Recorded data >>
########
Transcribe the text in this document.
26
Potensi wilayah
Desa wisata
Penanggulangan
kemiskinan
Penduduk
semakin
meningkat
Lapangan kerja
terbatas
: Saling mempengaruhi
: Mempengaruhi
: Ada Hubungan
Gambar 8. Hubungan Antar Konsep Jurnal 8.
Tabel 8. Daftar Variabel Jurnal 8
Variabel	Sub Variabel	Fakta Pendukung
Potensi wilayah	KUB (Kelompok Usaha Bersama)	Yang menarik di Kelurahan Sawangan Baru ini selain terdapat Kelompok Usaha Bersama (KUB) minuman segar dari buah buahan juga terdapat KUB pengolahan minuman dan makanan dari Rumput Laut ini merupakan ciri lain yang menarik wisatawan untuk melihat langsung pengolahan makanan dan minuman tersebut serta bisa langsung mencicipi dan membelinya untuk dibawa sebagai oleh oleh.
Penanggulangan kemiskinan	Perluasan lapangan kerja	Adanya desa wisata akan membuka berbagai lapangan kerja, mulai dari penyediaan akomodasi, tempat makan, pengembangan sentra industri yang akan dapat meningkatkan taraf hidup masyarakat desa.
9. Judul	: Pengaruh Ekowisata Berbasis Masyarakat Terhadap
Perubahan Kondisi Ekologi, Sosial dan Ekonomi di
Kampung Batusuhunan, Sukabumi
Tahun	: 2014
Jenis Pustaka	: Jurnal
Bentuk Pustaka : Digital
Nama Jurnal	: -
########
Instruction >> Write every entry out again exactly.

Task solution >>
Transcribe the text in this document.
26
Potensi wilayah
Desa wisata
Penanggulangan
kemiskinan
Penduduk
semakin
meningkat
Lapangan kerja
terbatas
: Saling mempengaruhi
: Mempengaruhi
: Ada Hubungan
Gambar 8. Hubungan Antar Konsep Jurnal 8.
Tabel 8. Daftar Variabel Jurnal 8
Variabel	Sub Variabel	Fakta Pendukung
Potensi wilayah	KUB (Kelompok Usaha Bersama)	Yang menarik di Kelurahan Sawangan Baru ini selain terdapat Kelompok Usaha Bersama (KUB) minuman segar dari buah buahan juga terdapat KUB pengolahan minuman dan makanan dari Rumput Laut ini merupakan ciri lain yang menarik wisatawan untuk melihat langsung pengolahan makanan dan minuman tersebut serta bisa langsung mencicipi dan membelinya untuk dibawa sebagai oleh oleh.
Penanggulangan kemiskinan	Perluasan lapangan kerja	Adanya desa wisata akan membuka berbagai lapangan kerja, mulai dari penyediaan akomodasi, tempat makan, pengembangan sentra industri yang akan dapat meningkatkan taraf hidup masyarakat desa.
9. Judul	: Pengaruh Ekowisata Berbasis Masyarakat Terhadap
Perubahan Kondisi Ekologi, Sosial dan Ekonomi di
Kampung Batusuhunan, Sukabumi
Tahun	: 2014
Jenis Pustaka	: Jurnal
Bentuk Pustaka : Digital
Nama Jurnal	: -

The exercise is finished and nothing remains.